TASK GOAL: Lift every line from the entries that includes the word "Smooth".

Collected data entries:
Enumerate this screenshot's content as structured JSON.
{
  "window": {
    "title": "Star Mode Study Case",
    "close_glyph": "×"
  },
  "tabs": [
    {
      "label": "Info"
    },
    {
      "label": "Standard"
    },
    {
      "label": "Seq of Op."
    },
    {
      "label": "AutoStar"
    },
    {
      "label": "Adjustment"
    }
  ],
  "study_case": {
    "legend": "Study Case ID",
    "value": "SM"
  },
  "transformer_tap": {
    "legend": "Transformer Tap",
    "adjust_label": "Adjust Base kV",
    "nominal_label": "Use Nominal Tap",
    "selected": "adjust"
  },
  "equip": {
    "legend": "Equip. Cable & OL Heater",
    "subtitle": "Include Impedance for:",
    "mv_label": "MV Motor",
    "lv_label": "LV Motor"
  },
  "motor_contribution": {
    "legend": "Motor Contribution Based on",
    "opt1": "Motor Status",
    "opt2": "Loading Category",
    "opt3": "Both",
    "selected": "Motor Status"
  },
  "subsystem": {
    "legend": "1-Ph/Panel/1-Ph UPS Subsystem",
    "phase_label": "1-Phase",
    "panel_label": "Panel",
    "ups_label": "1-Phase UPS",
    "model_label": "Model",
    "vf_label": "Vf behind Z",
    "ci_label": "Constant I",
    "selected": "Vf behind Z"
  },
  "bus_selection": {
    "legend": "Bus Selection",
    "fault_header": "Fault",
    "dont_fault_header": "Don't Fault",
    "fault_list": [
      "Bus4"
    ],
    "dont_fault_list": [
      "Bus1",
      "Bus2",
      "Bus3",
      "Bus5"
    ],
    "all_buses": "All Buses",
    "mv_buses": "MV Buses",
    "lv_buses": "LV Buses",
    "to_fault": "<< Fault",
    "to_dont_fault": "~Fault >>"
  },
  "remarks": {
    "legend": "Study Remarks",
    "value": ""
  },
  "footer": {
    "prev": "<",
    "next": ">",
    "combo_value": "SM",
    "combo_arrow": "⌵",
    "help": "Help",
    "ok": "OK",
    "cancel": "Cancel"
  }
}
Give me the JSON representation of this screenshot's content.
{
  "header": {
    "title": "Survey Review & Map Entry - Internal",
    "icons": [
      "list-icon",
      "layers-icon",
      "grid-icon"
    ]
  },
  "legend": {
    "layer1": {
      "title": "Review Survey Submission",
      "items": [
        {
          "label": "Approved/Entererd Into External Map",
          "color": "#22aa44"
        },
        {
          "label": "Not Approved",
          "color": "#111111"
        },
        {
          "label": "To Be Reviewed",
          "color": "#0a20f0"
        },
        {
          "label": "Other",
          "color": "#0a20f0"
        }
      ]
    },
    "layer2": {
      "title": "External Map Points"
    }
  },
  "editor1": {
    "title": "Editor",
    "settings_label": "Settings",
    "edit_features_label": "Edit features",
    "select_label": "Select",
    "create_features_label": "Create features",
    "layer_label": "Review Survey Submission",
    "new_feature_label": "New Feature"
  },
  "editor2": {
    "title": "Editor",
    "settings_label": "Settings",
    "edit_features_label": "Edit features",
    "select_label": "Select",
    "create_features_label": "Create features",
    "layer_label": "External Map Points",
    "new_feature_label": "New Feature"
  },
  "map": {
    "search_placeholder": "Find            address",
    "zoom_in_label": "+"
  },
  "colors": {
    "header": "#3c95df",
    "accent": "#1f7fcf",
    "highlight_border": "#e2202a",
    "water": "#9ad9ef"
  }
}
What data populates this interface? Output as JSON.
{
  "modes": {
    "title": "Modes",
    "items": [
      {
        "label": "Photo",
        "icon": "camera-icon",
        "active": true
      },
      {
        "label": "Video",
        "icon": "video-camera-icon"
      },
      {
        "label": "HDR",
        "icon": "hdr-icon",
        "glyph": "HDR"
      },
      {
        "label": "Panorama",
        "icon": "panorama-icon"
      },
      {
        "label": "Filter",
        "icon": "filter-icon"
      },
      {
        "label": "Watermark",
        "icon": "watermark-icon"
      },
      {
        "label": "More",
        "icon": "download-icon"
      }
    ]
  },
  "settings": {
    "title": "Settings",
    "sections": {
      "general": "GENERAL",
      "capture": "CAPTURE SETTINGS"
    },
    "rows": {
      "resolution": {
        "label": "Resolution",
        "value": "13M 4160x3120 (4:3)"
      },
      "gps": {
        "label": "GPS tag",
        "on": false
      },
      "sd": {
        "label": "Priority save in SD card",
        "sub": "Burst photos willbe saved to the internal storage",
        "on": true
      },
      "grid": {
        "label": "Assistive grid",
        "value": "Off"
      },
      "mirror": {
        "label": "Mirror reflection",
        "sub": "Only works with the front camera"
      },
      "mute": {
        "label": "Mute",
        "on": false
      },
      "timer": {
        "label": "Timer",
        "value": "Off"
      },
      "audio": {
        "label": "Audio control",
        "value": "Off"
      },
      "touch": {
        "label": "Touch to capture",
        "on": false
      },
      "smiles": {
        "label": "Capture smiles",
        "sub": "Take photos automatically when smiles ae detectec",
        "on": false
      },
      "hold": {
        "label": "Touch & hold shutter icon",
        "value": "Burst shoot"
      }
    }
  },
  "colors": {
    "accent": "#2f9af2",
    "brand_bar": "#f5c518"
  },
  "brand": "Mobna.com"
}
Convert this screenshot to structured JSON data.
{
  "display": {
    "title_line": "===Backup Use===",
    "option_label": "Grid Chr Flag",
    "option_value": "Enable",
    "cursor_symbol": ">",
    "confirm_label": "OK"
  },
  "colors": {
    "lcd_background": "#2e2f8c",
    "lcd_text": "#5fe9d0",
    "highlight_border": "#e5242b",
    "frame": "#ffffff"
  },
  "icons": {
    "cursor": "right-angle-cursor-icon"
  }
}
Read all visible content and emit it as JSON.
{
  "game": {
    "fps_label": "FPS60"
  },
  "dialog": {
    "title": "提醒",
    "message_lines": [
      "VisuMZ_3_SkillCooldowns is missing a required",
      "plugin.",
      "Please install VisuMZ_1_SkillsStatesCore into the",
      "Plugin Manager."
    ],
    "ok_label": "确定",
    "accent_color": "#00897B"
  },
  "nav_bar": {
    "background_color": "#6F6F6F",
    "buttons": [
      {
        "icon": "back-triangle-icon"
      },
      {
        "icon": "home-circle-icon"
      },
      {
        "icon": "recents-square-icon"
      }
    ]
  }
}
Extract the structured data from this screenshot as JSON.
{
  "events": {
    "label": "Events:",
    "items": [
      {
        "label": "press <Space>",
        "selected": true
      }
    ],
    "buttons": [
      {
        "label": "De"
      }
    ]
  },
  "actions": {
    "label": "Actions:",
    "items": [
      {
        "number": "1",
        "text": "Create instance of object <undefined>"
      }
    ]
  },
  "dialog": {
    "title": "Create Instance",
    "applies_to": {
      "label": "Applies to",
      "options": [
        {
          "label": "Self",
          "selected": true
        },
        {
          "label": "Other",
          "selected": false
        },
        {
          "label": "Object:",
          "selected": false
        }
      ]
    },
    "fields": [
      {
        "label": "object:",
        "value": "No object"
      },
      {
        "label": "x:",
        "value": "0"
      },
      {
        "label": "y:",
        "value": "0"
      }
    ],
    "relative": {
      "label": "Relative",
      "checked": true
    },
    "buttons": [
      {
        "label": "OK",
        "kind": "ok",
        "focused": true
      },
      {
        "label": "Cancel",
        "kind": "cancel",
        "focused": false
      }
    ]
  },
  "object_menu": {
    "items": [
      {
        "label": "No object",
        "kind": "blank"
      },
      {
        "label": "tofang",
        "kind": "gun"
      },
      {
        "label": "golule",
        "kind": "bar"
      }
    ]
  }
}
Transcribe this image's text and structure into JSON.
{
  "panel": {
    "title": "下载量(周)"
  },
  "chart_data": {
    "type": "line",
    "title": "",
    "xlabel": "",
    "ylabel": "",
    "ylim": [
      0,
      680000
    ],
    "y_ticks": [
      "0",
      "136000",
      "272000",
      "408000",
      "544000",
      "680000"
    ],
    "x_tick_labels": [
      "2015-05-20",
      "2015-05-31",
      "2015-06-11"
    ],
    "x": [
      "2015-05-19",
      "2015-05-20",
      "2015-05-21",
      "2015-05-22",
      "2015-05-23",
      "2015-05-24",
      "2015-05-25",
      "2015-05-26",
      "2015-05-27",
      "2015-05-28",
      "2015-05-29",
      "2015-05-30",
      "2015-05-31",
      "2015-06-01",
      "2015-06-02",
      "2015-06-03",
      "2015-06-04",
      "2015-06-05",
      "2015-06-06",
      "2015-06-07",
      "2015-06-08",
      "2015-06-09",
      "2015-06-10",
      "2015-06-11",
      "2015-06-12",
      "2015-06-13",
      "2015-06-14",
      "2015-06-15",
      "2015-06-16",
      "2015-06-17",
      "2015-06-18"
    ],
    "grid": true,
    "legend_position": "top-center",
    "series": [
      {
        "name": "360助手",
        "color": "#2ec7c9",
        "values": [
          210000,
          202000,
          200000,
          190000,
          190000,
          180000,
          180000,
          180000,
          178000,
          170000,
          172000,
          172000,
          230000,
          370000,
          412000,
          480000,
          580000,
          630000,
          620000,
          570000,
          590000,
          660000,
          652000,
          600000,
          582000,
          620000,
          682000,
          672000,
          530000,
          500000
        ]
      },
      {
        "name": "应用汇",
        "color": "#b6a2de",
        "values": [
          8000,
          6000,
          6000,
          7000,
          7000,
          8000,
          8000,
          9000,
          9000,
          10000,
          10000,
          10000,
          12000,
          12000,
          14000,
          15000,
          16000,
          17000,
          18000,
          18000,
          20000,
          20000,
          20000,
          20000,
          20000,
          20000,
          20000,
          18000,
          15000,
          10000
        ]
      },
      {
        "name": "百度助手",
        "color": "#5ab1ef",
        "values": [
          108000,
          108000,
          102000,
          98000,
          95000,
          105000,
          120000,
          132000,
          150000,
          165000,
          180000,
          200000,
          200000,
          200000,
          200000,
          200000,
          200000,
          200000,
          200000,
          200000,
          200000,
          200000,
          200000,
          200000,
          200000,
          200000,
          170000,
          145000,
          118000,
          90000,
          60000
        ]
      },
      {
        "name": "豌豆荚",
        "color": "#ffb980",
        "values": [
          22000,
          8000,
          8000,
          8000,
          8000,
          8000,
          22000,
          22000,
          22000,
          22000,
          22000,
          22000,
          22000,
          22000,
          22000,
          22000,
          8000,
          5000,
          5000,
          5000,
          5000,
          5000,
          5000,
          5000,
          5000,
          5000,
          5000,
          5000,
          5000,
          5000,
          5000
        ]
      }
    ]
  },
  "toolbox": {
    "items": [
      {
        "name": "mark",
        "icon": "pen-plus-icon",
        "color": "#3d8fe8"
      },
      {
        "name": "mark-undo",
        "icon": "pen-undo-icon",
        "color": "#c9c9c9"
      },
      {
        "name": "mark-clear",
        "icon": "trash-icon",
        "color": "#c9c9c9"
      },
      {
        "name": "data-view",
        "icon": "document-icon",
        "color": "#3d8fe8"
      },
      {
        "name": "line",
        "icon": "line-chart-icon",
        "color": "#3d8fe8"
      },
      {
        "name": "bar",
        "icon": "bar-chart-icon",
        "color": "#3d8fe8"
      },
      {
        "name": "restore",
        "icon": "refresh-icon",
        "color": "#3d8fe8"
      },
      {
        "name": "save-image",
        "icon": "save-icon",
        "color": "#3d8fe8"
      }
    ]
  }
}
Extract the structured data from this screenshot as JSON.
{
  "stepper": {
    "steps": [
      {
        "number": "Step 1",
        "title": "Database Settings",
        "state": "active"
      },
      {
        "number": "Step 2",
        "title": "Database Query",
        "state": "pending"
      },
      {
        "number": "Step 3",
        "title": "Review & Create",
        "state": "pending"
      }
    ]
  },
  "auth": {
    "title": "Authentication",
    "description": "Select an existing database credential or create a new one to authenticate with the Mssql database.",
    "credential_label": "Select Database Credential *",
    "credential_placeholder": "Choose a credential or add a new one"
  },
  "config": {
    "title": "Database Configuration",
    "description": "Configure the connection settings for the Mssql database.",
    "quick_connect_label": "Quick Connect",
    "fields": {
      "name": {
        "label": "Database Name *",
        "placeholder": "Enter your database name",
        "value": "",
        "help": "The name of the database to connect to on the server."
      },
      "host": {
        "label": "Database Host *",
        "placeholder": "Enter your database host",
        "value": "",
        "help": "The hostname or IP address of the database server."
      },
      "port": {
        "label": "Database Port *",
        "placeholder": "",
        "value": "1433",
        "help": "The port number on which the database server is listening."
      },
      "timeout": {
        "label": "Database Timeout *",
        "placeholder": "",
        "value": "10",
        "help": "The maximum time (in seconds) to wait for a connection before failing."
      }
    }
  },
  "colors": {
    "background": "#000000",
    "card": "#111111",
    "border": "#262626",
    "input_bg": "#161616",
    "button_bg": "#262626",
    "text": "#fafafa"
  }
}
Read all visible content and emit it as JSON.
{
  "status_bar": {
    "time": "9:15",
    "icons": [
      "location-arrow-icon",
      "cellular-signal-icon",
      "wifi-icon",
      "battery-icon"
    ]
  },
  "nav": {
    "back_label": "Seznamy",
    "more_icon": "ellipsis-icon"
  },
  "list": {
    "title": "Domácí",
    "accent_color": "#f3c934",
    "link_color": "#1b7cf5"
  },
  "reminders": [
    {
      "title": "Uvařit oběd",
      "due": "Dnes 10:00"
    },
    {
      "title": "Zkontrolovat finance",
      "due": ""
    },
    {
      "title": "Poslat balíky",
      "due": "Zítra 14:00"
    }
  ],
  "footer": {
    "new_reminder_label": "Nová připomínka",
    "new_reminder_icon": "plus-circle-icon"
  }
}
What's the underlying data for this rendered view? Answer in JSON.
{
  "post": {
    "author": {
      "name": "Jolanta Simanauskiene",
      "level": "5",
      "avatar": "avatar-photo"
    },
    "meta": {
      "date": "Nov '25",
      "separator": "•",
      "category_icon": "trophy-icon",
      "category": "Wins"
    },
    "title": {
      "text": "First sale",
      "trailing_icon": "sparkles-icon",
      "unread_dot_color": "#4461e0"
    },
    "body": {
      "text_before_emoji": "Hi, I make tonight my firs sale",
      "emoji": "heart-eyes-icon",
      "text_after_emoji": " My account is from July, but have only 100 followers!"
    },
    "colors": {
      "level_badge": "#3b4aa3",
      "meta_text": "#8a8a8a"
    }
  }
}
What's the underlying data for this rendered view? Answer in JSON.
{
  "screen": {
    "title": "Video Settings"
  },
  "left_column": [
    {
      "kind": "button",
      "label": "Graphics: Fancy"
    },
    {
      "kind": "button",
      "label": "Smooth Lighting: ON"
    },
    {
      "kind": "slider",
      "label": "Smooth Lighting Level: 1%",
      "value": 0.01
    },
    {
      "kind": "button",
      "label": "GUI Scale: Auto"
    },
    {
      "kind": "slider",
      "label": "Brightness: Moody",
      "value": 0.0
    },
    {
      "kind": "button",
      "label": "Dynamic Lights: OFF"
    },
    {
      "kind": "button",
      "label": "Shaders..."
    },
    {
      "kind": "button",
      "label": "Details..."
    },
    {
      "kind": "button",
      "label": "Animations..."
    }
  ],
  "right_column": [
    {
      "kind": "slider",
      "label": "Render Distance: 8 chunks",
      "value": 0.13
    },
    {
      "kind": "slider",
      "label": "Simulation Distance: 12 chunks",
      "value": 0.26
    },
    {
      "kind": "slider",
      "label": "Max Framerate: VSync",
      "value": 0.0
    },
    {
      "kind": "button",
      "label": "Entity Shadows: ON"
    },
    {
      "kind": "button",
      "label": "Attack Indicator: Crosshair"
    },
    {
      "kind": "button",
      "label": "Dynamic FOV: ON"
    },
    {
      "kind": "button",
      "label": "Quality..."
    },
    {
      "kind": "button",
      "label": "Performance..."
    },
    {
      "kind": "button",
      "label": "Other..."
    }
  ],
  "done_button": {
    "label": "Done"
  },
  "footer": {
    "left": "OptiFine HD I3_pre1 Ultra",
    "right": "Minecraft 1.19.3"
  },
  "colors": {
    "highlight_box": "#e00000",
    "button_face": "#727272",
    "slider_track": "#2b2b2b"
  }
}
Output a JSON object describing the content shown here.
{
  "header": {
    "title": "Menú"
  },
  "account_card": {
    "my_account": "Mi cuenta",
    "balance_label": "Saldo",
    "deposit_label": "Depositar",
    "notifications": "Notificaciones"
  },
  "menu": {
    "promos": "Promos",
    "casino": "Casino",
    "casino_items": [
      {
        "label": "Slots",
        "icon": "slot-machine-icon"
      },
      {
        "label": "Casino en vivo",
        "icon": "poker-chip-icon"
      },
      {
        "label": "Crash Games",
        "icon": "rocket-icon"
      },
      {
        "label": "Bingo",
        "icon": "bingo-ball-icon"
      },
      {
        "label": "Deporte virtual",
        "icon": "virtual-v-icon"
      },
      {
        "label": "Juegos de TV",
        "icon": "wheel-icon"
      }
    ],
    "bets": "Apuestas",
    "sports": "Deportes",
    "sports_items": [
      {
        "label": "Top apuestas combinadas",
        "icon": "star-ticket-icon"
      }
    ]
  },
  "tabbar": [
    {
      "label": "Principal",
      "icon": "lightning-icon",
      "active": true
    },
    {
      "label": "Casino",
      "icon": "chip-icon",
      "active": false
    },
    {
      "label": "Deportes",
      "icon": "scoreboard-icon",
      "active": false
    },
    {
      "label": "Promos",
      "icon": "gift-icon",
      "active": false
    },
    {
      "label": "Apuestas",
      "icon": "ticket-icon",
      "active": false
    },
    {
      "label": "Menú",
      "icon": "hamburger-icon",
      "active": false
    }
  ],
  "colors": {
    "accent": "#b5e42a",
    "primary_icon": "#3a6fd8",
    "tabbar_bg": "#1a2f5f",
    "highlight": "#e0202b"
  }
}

EXERCISE RESPONSE:
      "label": "Smooth Lighting: ON"
      "label": "Smooth Lighting Level: 1%",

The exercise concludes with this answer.